DIRECTIVE: Retype the full set of records. Keep every character identical.

RAW DATA:
+ + + +

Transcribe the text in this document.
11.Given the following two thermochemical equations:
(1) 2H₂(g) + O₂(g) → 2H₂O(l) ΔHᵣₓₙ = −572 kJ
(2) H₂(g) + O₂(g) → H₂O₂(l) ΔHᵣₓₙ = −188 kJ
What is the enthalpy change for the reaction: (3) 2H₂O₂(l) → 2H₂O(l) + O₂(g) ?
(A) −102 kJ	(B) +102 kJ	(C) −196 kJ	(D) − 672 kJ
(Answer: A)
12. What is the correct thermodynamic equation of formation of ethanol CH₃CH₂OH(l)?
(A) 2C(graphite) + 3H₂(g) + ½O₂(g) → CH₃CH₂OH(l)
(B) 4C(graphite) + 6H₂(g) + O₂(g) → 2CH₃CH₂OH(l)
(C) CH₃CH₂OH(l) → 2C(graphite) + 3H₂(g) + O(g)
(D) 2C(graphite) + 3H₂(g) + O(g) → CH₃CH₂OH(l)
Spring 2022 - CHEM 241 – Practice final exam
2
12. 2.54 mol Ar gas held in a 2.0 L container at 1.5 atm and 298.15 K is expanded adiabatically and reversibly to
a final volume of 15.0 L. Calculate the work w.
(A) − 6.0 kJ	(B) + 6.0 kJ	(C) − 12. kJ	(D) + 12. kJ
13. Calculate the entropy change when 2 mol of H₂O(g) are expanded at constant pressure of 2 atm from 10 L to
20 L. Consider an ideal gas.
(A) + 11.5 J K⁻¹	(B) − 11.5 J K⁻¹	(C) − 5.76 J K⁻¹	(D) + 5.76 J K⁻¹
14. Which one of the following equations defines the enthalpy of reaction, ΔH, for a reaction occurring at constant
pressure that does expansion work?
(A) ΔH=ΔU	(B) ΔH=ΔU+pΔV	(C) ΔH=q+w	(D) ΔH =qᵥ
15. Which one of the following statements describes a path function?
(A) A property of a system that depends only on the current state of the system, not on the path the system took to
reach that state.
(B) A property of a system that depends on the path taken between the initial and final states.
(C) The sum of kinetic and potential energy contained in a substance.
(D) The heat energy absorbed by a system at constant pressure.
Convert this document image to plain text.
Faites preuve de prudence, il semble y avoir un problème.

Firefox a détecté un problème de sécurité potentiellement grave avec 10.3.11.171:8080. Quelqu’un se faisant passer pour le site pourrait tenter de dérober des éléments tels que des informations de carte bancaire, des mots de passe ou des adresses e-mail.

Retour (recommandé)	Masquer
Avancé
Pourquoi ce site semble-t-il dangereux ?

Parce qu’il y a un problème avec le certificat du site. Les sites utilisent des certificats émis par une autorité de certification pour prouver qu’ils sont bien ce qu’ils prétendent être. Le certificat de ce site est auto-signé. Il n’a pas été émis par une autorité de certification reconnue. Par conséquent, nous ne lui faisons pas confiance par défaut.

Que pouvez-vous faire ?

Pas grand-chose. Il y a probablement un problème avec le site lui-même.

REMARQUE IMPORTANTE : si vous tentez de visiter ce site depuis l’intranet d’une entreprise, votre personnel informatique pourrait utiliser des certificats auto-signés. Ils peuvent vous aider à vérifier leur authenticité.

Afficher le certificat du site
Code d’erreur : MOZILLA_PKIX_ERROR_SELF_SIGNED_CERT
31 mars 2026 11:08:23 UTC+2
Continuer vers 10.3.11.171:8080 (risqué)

+ + + +

RESULT OF THIS TASK:
Transcribe the text in this document.
11.Given the following two thermochemical equations:
(1) 2H₂(g) + O₂(g) → 2H₂O(l) ΔHᵣₓₙ = −572 kJ
(2) H₂(g) + O₂(g) → H₂O₂(l) ΔHᵣₓₙ = −188 kJ
What is the enthalpy change for the reaction: (3) 2H₂O₂(l) → 2H₂O(l) + O₂(g) ?
(A) −102 kJ	(B) +102 kJ	(C) −196 kJ	(D) − 672 kJ
(Answer: A)
12. What is the correct thermodynamic equation of formation of ethanol CH₃CH₂OH(l)?
(A) 2C(graphite) + 3H₂(g) + ½O₂(g) → CH₃CH₂OH(l)
(B) 4C(graphite) + 6H₂(g) + O₂(g) → 2CH₃CH₂OH(l)
(C) CH₃CH₂OH(l) → 2C(graphite) + 3H₂(g) + O(g)
(D) 2C(graphite) + 3H₂(g) + O(g) → CH₃CH₂OH(l)
Spring 2022 - CHEM 241 – Practice final exam
2
12. 2.54 mol Ar gas held in a 2.0 L container at 1.5 atm and 298.15 K is expanded adiabatically and reversibly to
a final volume of 15.0 L. Calculate the work w.
(A) − 6.0 kJ	(B) + 6.0 kJ	(C) − 12. kJ	(D) + 12. kJ
13. Calculate the entropy change when 2 mol of H₂O(g) are expanded at constant pressure of 2 atm from 10 L to
20 L. Consider an ideal gas.
(A) + 11.5 J K⁻¹	(B) − 11.5 J K⁻¹	(C) − 5.76 J K⁻¹	(D) + 5.76 J K⁻¹
14. Which one of the following equations defines the enthalpy of reaction, ΔH, for a reaction occurring at constant
pressure that does expansion work?
(A) ΔH=ΔU	(B) ΔH=ΔU+pΔV	(C) ΔH=q+w	(D) ΔH =qᵥ
15. Which one of the following statements describes a path function?
(A) A property of a system that depends only on the current state of the system, not on the path the system took to
reach that state.
(B) A property of a system that depends on the path taken between the initial and final states.
(C) The sum of kinetic and potential energy contained in a substance.
(D) The heat energy absorbed by a system at constant pressure.
Convert this document image to plain text.
Faites preuve de prudence, il semble y avoir un problème.

Firefox a détecté un problème de sécurité potentiellement grave avec 10.3.11.171:8080. Quelqu’un se faisant passer pour le site pourrait tenter de dérober des éléments tels que des informations de carte bancaire, des mots de passe ou des adresses e-mail.

Retour (recommandé)	Masquer
Avancé
Pourquoi ce site semble-t-il dangereux ?

Parce qu’il y a un problème avec le certificat du site. Les sites utilisent des certificats émis par une autorité de certification pour prouver qu’ils sont bien ce qu’ils prétendent être. Le certificat de ce site est auto-signé. Il n’a pas été émis par une autorité de certification reconnue. Par conséquent, nous ne lui faisons pas confiance par défaut.

Que pouvez-vous faire ?

Pas grand-chose. Il y a probablement un problème avec le site lui-même.

REMARQUE IMPORTANTE : si vous tentez de visiter ce site depuis l’intranet d’une entreprise, votre personnel informatique pourrait utiliser des certificats auto-signés. Ils peuvent vous aider à vérifier leur authenticité.

Afficher le certificat du site
Code d’erreur : MOZILLA_PKIX_ERROR_SELF_SIGNED_CERT
31 mars 2026 11:08:23 UTC+2
Continuer vers 10.3.11.171:8080 (risqué)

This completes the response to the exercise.